── Dataset extract ──

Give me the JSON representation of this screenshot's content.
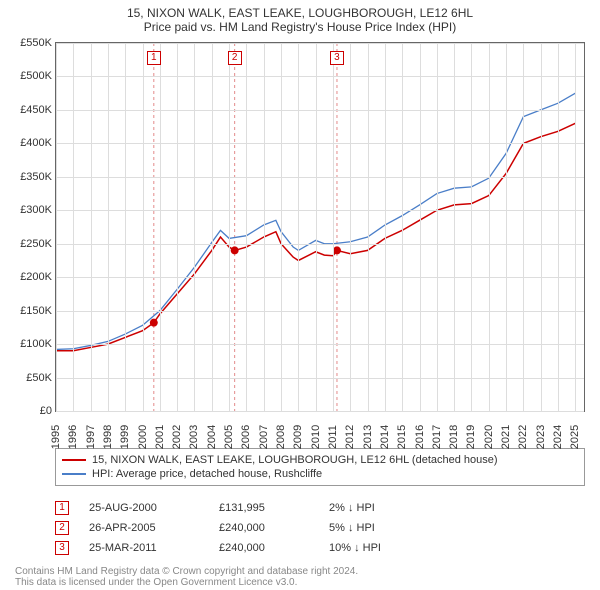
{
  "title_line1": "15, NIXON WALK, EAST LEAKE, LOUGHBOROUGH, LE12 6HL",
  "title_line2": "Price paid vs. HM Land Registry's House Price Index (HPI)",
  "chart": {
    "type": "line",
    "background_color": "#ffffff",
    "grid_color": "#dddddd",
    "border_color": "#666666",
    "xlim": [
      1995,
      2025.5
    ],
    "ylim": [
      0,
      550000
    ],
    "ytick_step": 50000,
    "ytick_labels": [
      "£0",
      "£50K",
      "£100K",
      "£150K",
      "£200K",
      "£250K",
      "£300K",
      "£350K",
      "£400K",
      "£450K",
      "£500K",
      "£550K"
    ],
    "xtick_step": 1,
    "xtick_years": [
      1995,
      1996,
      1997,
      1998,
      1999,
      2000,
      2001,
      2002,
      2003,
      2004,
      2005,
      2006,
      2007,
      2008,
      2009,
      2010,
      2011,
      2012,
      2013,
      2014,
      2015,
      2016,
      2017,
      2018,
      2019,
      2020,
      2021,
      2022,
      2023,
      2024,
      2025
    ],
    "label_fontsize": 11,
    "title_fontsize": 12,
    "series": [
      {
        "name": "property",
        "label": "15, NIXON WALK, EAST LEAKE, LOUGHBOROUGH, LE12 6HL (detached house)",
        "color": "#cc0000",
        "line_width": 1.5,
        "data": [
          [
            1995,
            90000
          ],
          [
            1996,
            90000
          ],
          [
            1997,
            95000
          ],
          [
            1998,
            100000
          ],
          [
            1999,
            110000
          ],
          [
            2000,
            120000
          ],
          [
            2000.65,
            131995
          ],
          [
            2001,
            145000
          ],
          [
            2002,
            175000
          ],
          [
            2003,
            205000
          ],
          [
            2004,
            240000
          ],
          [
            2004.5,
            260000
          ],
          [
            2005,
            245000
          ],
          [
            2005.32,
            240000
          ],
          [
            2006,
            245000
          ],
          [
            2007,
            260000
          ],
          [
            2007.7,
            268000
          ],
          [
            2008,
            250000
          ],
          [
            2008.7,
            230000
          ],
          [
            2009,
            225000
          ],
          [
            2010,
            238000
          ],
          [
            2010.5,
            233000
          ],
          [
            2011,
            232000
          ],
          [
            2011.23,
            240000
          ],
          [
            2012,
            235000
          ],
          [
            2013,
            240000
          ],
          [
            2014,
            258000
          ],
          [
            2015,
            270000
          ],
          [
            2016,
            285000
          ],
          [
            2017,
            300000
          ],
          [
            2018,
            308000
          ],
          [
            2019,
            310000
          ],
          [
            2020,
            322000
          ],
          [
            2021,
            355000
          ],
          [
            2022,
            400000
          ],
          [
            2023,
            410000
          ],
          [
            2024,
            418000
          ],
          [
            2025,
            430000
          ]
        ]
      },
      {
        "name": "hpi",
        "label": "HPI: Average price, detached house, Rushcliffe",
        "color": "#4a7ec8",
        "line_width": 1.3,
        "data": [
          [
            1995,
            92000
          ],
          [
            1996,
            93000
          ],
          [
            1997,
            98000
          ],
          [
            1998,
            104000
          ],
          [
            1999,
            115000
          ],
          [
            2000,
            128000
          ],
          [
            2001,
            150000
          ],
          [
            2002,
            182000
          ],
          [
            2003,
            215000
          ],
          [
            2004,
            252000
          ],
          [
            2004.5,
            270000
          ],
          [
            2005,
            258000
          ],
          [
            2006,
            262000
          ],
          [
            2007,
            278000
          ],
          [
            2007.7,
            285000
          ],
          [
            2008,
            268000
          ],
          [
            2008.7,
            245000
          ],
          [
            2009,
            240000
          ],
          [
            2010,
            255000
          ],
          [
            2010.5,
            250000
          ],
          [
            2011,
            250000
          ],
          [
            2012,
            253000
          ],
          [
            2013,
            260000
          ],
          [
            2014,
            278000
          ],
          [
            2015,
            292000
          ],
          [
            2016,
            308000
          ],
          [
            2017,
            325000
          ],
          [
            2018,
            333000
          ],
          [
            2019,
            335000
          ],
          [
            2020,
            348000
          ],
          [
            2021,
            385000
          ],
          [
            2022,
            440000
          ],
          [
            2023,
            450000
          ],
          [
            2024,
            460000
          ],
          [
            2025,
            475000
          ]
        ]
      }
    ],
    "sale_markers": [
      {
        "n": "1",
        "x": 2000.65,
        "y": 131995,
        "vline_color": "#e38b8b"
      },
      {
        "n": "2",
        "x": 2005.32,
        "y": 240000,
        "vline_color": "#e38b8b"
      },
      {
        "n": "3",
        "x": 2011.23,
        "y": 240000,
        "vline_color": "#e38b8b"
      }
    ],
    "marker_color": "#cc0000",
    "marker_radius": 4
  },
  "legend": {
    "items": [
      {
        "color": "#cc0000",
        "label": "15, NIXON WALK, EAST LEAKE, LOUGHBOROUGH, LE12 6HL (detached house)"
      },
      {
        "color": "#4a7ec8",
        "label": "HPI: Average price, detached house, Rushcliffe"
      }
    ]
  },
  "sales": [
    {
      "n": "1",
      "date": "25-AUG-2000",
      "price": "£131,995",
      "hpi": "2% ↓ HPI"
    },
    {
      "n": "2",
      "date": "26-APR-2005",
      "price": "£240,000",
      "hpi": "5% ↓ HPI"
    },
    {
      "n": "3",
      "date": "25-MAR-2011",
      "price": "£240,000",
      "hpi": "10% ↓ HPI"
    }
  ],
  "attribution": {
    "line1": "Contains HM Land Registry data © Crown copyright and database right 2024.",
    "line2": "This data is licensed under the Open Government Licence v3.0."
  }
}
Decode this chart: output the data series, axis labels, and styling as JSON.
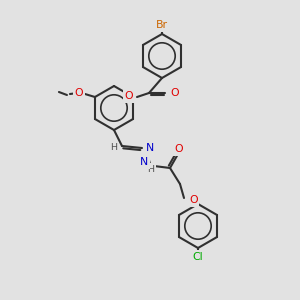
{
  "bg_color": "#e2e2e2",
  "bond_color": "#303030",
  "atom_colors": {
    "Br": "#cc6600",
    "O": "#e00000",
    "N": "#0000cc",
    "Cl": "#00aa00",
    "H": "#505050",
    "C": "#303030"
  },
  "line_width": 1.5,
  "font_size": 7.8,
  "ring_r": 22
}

───

◆ Directions
Reproduce precisely the lines of the listing above, from the line containing "Decode this chart: output" to the last line, both ends included. Pictures are to be omitted.

◆ Answer below
Decode this chart: output the data series, axis labels, and styling as JSON.
{
  "bg_color": "#e2e2e2",
  "bond_color": "#303030",
  "atom_colors": {
    "Br": "#cc6600",
    "O": "#e00000",
    "N": "#0000cc",
    "Cl": "#00aa00",
    "H": "#505050",
    "C": "#303030"
  },
  "line_width": 1.5,
  "font_size": 7.8,
  "ring_r": 22
}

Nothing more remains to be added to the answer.